# [REQUIREMENTS]
Report how many lines in the records hold the string "Usuário"; give the number and nothing else.
— BEGIN AVAILABLE RECORDS —
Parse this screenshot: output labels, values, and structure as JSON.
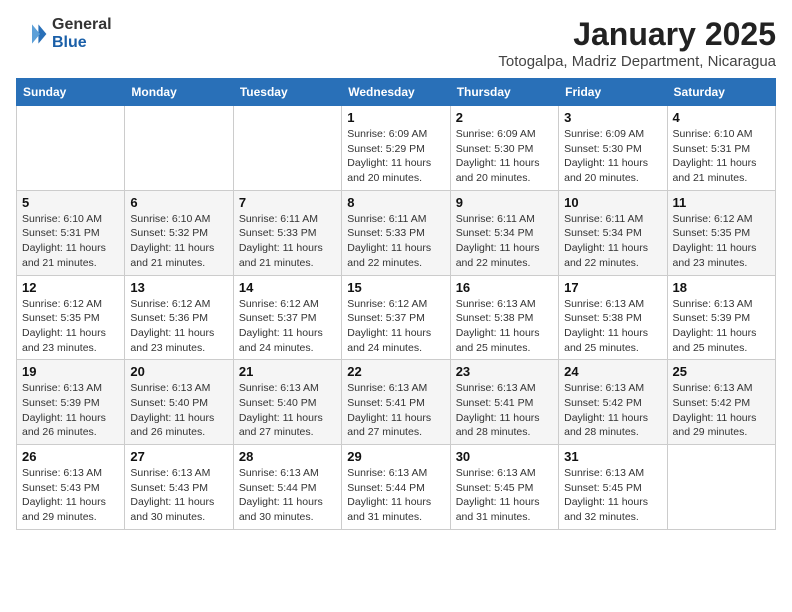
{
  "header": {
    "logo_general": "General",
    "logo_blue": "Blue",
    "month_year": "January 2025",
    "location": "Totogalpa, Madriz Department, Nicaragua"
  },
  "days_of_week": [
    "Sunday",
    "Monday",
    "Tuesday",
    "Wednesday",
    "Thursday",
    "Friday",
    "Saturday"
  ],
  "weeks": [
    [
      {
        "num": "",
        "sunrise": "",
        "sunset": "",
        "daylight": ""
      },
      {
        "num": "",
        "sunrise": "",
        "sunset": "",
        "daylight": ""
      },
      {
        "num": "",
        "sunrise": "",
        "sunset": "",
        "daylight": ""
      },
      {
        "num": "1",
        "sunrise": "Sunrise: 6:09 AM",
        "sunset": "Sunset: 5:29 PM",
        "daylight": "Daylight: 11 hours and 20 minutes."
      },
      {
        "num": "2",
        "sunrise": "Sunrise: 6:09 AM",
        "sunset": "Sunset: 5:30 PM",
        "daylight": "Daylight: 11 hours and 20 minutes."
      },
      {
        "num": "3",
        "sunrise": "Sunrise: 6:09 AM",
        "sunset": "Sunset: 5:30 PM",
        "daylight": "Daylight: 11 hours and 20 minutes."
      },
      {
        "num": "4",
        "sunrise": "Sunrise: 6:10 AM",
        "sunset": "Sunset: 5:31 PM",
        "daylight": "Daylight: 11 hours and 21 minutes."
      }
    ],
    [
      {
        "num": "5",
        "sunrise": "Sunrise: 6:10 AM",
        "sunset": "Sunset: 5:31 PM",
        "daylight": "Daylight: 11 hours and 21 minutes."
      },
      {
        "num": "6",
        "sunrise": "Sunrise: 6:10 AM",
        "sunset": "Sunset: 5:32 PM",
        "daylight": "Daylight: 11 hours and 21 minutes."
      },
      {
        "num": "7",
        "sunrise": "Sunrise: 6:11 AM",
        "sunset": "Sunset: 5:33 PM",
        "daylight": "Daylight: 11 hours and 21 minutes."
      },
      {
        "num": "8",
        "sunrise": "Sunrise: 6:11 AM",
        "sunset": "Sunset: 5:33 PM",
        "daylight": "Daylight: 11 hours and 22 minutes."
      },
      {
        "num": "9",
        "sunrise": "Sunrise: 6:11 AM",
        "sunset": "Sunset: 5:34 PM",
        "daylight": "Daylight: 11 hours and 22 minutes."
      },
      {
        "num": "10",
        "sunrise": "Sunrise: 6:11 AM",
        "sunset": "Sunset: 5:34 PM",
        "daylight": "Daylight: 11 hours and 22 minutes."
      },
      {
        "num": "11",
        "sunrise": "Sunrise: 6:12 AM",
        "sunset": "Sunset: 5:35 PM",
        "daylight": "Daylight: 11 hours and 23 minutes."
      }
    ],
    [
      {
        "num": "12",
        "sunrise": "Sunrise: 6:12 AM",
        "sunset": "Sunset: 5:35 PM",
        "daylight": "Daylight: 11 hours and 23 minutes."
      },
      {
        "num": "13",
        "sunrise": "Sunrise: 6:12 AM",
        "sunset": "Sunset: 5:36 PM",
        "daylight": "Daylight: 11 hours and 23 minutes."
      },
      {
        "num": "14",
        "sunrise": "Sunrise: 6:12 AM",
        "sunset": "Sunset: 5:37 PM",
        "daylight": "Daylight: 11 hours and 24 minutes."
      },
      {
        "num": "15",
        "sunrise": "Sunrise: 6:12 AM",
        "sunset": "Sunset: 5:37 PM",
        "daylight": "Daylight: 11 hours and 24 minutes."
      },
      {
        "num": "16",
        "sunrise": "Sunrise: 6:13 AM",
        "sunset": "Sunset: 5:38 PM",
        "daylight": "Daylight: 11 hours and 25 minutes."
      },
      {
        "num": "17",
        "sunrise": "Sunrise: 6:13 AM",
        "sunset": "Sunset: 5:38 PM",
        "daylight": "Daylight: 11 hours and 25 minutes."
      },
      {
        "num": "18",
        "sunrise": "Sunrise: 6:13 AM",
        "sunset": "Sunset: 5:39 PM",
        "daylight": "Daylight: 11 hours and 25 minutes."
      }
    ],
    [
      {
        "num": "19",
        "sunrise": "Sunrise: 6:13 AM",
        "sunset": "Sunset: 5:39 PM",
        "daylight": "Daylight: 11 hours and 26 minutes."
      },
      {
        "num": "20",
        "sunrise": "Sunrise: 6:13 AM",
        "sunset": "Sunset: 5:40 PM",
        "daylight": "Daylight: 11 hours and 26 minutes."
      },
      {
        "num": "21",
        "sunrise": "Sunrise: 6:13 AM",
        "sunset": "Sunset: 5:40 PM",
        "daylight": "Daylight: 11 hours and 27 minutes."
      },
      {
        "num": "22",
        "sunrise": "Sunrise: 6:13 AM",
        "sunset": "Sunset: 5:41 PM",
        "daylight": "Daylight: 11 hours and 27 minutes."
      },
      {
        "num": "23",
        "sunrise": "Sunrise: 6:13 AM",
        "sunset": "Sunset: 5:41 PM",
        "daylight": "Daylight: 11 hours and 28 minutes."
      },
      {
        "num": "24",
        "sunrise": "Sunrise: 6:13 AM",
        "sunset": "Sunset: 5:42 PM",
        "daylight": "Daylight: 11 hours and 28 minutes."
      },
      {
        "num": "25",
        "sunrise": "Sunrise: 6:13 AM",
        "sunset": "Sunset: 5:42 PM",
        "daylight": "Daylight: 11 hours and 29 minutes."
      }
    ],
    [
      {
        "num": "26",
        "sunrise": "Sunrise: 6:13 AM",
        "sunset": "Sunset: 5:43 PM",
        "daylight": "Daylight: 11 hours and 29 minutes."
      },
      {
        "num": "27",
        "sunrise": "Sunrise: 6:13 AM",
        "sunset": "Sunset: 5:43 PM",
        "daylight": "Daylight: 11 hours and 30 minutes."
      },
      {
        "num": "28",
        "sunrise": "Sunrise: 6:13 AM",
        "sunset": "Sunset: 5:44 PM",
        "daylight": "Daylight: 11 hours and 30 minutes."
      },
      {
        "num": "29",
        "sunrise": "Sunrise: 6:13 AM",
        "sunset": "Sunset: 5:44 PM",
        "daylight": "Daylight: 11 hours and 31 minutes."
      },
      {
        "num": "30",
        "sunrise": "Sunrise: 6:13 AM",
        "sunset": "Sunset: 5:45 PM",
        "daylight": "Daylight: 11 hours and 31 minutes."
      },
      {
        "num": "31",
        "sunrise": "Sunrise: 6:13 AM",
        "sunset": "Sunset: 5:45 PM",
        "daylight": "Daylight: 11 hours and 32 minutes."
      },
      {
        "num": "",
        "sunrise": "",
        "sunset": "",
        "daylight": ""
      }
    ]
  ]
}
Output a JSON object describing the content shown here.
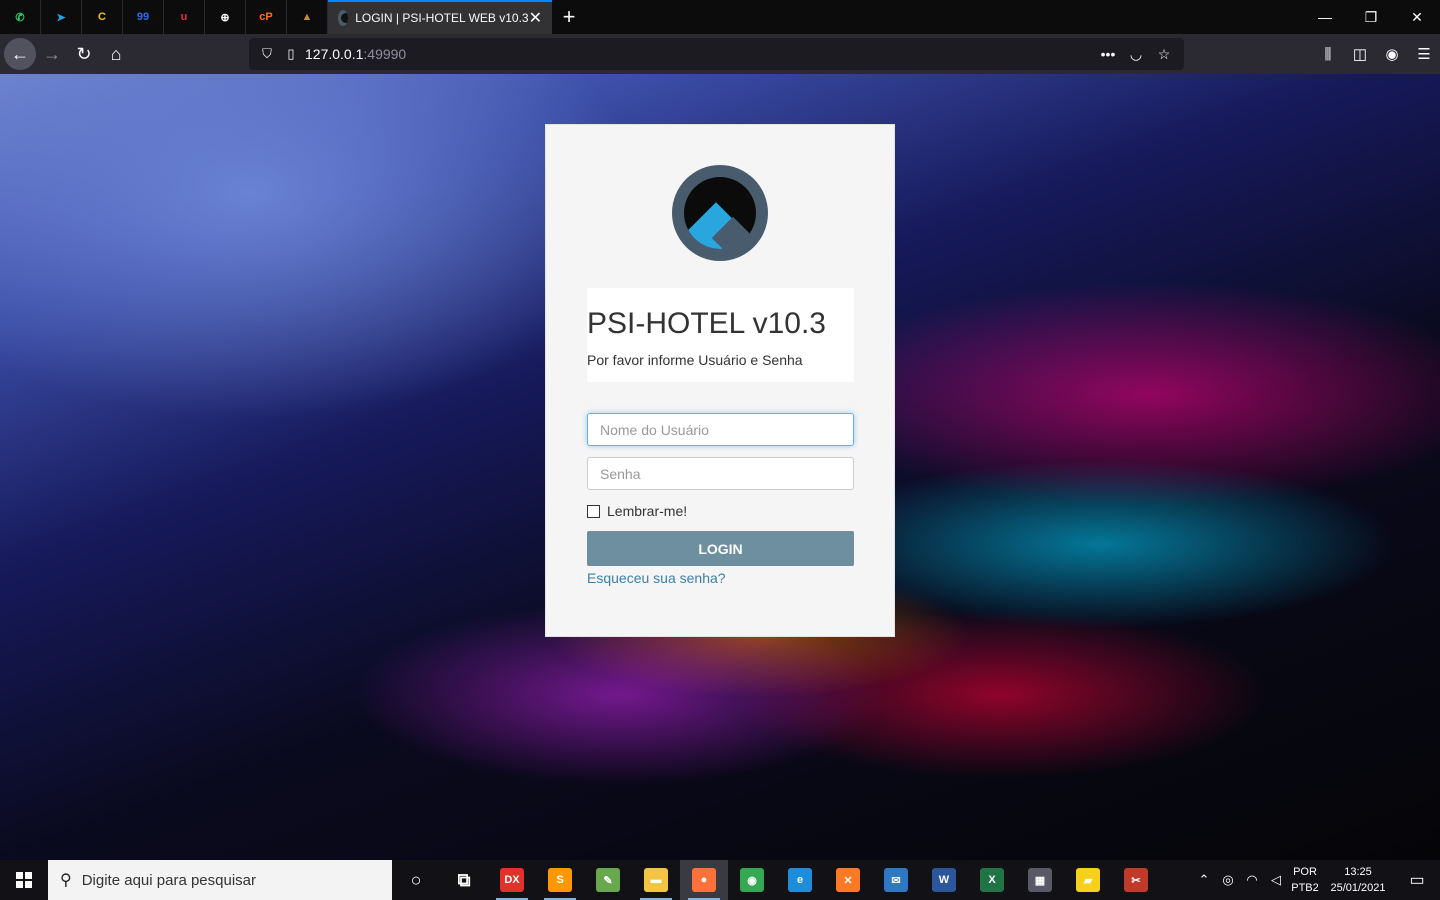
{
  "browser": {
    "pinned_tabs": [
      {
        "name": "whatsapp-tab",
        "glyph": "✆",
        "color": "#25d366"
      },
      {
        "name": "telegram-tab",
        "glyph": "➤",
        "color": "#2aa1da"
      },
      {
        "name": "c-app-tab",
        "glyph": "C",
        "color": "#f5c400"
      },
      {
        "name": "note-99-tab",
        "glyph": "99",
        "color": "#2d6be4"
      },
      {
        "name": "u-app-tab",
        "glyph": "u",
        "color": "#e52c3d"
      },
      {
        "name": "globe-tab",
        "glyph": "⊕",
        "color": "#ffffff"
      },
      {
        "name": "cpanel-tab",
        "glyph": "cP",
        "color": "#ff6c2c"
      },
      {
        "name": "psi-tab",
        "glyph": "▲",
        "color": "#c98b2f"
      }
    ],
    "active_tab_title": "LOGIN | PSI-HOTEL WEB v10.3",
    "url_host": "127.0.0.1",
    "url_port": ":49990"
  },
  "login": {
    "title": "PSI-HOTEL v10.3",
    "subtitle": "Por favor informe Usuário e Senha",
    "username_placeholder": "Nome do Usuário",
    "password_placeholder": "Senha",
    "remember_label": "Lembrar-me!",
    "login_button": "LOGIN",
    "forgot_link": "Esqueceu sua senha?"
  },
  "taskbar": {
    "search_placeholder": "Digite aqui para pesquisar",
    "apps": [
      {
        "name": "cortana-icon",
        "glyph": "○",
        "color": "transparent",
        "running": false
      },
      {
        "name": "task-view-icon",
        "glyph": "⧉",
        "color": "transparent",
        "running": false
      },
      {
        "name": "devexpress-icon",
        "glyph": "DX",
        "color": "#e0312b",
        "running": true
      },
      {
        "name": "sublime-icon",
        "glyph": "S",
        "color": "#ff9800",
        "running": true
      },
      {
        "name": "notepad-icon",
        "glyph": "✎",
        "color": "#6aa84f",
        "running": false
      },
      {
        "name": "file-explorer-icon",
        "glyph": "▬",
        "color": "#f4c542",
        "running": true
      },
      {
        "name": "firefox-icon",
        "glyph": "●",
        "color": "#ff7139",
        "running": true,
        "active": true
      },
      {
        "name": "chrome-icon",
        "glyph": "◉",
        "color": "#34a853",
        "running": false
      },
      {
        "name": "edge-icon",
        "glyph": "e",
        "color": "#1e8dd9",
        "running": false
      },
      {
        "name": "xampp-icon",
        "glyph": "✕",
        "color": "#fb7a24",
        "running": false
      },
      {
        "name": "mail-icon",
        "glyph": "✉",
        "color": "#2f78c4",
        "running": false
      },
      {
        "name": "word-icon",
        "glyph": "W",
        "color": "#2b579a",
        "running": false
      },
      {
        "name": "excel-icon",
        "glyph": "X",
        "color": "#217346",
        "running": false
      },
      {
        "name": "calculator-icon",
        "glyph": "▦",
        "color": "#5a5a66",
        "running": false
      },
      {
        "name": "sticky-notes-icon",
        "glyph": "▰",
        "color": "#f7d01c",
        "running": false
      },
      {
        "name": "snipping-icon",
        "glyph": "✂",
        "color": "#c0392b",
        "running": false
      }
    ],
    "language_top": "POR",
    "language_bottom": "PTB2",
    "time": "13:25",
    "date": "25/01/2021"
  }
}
— END AVAILABLE RECORDS —
# [SOLUTION]
2